--- begin Exercise input ---
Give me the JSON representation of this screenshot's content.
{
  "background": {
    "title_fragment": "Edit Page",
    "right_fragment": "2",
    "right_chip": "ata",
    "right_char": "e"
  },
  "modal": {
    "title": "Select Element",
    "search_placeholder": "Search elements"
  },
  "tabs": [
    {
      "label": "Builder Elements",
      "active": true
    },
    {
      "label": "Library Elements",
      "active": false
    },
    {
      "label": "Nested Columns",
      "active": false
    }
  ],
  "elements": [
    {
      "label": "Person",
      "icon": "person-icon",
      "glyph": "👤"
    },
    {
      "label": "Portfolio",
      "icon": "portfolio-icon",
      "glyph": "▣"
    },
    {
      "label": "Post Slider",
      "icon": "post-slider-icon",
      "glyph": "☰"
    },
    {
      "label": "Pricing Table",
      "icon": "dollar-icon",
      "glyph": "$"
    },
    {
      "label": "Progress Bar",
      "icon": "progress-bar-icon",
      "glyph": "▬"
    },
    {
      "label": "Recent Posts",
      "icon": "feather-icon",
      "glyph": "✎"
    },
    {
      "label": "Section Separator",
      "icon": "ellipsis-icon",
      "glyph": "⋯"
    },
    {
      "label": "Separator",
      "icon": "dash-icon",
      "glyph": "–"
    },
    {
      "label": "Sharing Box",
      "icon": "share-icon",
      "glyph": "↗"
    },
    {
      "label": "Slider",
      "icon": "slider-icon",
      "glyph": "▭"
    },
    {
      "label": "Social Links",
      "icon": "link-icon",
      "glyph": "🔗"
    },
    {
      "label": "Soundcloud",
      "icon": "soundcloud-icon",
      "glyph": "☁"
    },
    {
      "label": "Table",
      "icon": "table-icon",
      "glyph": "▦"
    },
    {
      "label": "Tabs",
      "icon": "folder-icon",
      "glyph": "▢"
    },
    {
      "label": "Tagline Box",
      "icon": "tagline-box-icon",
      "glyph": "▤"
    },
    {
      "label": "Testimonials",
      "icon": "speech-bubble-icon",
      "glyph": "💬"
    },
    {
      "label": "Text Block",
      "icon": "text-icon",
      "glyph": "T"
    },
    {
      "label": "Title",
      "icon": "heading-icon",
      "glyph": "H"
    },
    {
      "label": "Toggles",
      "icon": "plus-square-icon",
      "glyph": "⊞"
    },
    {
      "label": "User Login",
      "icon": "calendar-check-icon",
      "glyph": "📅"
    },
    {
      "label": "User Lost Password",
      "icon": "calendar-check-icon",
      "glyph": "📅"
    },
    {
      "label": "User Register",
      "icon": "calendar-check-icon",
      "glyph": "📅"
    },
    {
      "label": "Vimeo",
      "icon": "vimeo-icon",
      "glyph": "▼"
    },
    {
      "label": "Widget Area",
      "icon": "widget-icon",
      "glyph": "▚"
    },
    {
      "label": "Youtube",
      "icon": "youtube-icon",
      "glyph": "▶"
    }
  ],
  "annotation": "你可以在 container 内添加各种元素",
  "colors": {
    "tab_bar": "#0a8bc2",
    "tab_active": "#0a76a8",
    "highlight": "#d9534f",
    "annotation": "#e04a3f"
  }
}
--- end Exercise input ---
--- begin Exercise input ---
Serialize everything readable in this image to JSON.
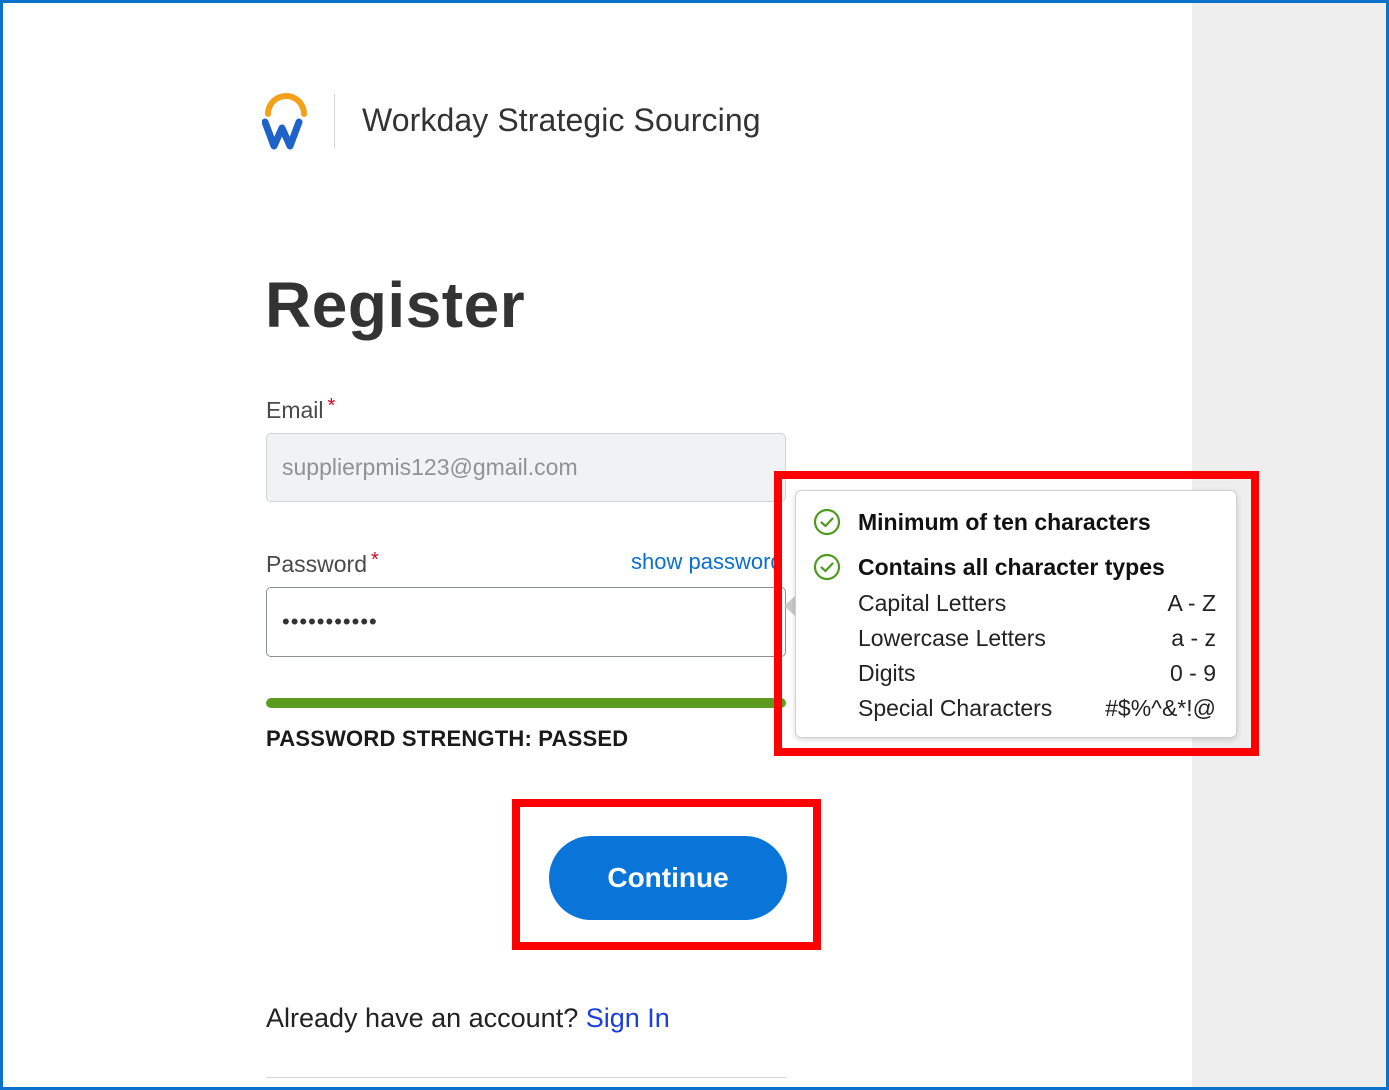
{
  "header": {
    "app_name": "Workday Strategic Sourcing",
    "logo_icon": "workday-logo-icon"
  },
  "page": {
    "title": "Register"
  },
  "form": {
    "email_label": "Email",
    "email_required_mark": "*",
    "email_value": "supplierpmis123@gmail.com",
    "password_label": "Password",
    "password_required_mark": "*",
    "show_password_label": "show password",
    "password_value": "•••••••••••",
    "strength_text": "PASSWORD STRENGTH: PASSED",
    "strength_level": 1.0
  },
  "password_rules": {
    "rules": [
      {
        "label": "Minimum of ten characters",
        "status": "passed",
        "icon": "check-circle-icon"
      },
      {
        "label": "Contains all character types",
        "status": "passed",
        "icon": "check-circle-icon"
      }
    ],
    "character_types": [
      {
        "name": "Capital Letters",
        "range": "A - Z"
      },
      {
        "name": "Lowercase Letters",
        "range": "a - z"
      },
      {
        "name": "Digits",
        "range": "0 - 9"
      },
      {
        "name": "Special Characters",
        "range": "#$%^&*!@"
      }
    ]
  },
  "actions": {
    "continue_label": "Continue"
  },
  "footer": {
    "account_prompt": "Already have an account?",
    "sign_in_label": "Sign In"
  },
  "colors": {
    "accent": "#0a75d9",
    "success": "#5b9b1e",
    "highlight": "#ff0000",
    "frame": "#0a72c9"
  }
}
--- end Exercise input ---
Exercise aim ▸ Locate all lines that include the word "Letters" and copy them out.

Solution to this exercise ▸
        "name": "Capital Letters",
        "name": "Lowercase Letters",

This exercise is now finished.